Given data.
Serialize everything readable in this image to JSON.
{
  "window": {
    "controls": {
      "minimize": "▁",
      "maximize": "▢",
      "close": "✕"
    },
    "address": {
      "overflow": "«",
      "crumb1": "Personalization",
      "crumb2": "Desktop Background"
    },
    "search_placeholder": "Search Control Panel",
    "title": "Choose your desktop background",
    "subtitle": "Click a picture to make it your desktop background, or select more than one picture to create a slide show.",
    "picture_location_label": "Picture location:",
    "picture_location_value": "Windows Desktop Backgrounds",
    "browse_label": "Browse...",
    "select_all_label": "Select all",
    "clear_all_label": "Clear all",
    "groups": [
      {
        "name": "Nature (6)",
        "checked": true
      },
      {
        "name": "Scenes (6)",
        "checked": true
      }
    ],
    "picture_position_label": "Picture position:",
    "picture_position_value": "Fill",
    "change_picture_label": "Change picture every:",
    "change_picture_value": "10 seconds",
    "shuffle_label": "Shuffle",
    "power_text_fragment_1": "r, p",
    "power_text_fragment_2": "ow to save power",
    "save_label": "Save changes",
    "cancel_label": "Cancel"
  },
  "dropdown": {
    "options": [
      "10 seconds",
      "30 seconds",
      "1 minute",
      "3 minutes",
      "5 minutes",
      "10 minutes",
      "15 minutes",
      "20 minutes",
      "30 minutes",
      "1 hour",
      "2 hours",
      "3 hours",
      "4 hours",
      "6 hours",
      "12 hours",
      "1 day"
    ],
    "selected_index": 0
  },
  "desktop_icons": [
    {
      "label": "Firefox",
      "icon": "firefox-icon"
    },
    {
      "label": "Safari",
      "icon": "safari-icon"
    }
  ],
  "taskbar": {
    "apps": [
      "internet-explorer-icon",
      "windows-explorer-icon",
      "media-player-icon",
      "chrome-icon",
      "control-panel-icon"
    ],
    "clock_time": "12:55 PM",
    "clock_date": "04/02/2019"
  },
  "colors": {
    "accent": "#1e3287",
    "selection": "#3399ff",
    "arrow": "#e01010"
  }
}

* * *

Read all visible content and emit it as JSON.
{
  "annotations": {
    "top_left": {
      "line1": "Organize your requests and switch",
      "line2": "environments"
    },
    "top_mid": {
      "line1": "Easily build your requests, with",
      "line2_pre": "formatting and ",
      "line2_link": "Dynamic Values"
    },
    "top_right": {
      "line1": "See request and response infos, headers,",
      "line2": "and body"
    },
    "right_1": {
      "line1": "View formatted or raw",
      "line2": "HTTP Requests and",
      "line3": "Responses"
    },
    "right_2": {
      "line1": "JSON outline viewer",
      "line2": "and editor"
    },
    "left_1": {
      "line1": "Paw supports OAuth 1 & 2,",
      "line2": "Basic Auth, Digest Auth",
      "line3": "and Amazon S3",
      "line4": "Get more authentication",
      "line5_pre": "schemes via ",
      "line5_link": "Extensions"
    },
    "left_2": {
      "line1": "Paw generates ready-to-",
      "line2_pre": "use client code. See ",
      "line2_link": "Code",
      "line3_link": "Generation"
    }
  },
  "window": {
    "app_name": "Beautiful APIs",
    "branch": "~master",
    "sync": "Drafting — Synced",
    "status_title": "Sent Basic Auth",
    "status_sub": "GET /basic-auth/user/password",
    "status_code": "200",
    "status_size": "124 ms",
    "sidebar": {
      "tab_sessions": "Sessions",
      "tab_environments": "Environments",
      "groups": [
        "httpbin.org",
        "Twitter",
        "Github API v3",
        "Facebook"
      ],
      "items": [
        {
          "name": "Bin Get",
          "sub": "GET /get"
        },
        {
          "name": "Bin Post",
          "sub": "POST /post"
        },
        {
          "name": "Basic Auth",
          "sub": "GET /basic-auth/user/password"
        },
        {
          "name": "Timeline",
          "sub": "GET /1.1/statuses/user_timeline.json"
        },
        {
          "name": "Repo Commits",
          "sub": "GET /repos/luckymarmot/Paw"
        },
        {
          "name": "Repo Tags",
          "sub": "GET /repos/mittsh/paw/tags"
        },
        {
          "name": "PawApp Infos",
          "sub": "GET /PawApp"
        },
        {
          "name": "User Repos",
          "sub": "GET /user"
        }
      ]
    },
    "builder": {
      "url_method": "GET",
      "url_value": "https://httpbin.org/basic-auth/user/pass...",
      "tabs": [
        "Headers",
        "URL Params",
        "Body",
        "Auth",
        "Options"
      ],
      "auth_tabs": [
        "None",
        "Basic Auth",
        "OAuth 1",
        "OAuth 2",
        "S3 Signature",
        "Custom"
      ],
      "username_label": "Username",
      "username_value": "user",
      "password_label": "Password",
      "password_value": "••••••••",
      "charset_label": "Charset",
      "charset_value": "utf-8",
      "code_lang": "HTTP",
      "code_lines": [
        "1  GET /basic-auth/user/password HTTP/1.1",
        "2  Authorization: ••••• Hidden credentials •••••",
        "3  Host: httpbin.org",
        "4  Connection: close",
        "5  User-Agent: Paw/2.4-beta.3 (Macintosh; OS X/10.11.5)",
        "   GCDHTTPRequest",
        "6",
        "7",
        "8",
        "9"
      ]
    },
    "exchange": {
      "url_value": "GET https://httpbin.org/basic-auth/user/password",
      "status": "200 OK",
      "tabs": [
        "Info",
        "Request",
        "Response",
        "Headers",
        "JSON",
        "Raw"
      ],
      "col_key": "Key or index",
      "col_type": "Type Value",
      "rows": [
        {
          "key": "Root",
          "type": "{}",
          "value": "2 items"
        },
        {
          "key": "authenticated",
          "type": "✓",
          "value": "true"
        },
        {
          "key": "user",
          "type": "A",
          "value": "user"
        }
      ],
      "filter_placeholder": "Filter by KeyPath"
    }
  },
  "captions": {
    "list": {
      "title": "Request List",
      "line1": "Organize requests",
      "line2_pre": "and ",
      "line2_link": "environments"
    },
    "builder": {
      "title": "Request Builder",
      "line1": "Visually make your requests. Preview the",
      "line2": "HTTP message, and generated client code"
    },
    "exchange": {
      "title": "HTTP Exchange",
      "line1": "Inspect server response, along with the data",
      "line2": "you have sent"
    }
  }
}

* * *

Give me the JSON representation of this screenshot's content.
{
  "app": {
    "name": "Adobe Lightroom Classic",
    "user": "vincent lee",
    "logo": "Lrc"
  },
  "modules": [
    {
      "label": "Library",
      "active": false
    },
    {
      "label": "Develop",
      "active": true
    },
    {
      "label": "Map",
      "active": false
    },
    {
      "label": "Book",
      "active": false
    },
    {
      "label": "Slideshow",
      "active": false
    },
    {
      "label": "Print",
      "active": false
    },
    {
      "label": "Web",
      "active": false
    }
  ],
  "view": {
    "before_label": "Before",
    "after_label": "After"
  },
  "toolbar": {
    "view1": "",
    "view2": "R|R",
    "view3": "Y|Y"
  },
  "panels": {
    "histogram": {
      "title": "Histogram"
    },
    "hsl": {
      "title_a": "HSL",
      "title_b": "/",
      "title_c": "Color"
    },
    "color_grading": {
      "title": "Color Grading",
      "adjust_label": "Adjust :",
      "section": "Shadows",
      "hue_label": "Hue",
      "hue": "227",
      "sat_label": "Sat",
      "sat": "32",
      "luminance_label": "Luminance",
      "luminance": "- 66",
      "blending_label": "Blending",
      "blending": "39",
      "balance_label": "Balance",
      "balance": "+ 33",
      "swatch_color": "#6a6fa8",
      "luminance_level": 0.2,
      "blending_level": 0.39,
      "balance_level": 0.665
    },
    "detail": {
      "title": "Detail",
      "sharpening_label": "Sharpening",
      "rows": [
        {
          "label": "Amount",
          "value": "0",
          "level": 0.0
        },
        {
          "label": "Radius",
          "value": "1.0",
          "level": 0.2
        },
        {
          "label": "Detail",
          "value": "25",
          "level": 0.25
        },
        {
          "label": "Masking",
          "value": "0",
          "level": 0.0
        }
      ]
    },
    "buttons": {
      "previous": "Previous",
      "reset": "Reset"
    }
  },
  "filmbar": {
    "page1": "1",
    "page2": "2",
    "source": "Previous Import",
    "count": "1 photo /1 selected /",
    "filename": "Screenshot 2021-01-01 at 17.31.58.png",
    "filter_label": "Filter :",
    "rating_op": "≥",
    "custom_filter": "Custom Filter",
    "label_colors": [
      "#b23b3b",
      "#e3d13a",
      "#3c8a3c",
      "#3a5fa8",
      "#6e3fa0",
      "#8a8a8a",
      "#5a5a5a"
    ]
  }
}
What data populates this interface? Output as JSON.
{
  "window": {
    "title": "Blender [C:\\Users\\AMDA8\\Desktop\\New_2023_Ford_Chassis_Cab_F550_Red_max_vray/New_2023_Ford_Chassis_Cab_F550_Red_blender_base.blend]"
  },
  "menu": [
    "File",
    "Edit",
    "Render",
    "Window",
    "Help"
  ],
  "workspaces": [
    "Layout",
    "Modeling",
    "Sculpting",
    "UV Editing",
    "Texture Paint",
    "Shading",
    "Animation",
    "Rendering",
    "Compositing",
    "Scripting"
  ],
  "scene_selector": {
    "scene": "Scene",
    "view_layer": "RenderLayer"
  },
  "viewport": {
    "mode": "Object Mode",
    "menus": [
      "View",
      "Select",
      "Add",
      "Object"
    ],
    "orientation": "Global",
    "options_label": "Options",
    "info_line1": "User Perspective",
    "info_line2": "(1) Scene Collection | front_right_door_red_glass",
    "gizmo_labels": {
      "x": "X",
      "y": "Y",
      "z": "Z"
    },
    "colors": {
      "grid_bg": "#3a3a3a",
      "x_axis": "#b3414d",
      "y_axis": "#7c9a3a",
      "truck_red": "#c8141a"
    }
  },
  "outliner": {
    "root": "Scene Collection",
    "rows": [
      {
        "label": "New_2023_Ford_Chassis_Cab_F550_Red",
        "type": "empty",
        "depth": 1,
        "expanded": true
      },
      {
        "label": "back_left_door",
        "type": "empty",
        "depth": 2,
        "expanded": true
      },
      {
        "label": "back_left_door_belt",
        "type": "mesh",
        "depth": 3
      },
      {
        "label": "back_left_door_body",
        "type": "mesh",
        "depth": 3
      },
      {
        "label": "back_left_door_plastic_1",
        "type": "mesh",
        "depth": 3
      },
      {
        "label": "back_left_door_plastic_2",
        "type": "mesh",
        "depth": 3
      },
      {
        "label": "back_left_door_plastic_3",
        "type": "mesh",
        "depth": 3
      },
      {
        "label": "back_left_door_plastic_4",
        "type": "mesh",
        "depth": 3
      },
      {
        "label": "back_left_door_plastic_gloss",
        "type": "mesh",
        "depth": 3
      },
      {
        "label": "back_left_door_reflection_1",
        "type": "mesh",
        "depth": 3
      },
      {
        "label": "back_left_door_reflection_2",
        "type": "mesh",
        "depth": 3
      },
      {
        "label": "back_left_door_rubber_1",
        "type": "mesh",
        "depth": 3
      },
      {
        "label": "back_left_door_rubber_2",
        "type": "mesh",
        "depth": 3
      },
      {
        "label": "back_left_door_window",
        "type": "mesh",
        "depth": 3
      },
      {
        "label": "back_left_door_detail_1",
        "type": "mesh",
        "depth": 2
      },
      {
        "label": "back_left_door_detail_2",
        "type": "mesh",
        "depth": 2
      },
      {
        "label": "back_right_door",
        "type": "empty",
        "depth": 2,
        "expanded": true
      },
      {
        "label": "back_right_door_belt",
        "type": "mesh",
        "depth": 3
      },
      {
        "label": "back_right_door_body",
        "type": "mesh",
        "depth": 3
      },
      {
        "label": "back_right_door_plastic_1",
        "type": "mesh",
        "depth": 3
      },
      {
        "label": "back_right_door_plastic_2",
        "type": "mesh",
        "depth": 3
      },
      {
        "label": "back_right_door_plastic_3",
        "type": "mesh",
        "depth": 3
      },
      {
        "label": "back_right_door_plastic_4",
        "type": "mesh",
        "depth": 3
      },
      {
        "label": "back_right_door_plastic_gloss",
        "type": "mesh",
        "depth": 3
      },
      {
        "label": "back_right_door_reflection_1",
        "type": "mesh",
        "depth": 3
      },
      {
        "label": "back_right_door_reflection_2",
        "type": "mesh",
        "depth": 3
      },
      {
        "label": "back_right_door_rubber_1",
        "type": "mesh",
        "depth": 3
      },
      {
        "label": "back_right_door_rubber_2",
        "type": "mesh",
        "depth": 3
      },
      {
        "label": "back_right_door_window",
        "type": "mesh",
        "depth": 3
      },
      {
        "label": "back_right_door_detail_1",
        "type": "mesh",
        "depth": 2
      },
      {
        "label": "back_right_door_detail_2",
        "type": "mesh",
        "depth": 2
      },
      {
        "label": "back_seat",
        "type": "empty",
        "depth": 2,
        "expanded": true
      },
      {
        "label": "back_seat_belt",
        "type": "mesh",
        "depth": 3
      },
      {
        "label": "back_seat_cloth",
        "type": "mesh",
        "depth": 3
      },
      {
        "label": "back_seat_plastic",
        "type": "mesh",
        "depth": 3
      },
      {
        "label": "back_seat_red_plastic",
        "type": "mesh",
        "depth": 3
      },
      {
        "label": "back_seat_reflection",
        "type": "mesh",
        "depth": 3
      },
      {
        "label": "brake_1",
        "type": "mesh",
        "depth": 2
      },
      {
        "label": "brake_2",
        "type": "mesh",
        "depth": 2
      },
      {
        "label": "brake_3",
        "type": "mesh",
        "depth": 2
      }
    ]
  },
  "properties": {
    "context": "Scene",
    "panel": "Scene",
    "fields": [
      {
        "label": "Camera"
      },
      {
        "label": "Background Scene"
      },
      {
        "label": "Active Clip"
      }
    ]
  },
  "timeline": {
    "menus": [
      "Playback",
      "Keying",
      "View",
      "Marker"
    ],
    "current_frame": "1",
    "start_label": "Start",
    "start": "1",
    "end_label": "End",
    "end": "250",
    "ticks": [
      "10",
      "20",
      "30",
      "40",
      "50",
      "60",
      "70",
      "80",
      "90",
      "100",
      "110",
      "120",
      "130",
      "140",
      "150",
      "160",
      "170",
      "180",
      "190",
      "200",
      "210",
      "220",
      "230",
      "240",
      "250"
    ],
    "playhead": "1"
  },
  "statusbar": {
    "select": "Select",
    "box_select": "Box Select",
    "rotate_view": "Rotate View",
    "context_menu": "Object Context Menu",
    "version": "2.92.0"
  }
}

What the task asks. Which lines contain the word "more"? Return each of them.

Correct answer.
    "subtitle": "Click a picture to make it your desktop background, or select more than one picture to create a slide show.",
      "line4": "Get more authentication",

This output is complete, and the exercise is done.